Record extracts:
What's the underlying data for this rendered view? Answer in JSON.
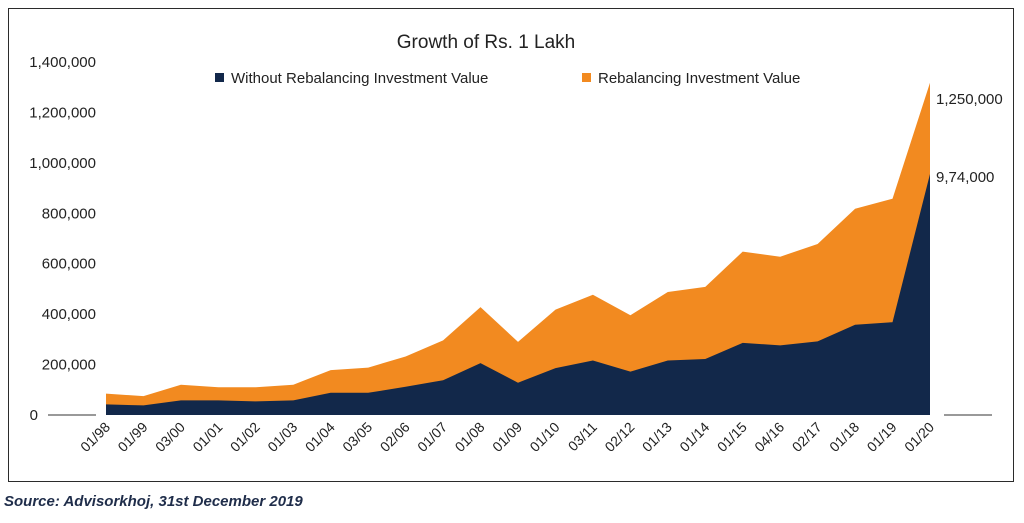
{
  "chart_data": {
    "type": "area",
    "title": "Growth of Rs. 1 Lakh",
    "xlabel": "",
    "ylabel": "",
    "ylim": [
      0,
      1400000
    ],
    "yticks": [
      0,
      200000,
      400000,
      600000,
      800000,
      1000000,
      1200000,
      1400000
    ],
    "ytick_labels": [
      "0",
      "200,000",
      "400,000",
      "600,000",
      "800,000",
      "1,000,000",
      "1,200,000",
      "1,400,000"
    ],
    "grid": false,
    "legend_position": "top",
    "categories": [
      "01/98",
      "01/99",
      "03/00",
      "01/01",
      "01/02",
      "01/03",
      "01/04",
      "03/05",
      "02/06",
      "01/07",
      "01/08",
      "01/09",
      "01/10",
      "03/11",
      "02/12",
      "01/13",
      "01/14",
      "01/15",
      "04/16",
      "02/17",
      "01/18",
      "01/19",
      "01/20"
    ],
    "series": [
      {
        "name": "Rebalancing Investment Value",
        "color": "#f28a20",
        "values": [
          85000,
          75000,
          120000,
          110000,
          110000,
          120000,
          178000,
          188000,
          232000,
          296000,
          428000,
          290000,
          418000,
          477000,
          396000,
          488000,
          508000,
          648000,
          628000,
          678000,
          818000,
          858000,
          1318000
        ]
      },
      {
        "name": "Without Rebalancing Investment Value",
        "color": "#12284a",
        "values": [
          42000,
          38000,
          58000,
          58000,
          54000,
          58000,
          88000,
          88000,
          112000,
          138000,
          206000,
          128000,
          186000,
          216000,
          172000,
          216000,
          222000,
          286000,
          276000,
          292000,
          358000,
          368000,
          956000
        ]
      }
    ],
    "annotations": [
      "1,250,000",
      "9,74,000"
    ]
  },
  "source": "Source: Advisorkhoj, 31st December 2019"
}
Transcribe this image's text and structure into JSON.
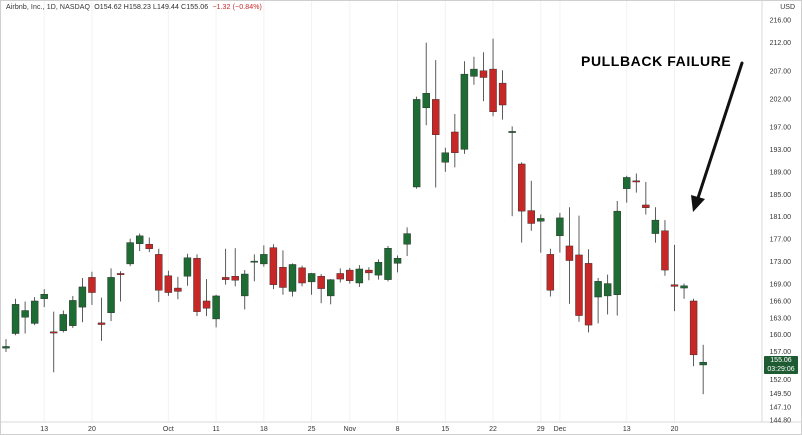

What to work on: Identify and copy all lines with the word "this".

Reply to the task:
What's the underlying data for this rendered view? Answer in JSON.
Transcribe this image's text and structure into JSON.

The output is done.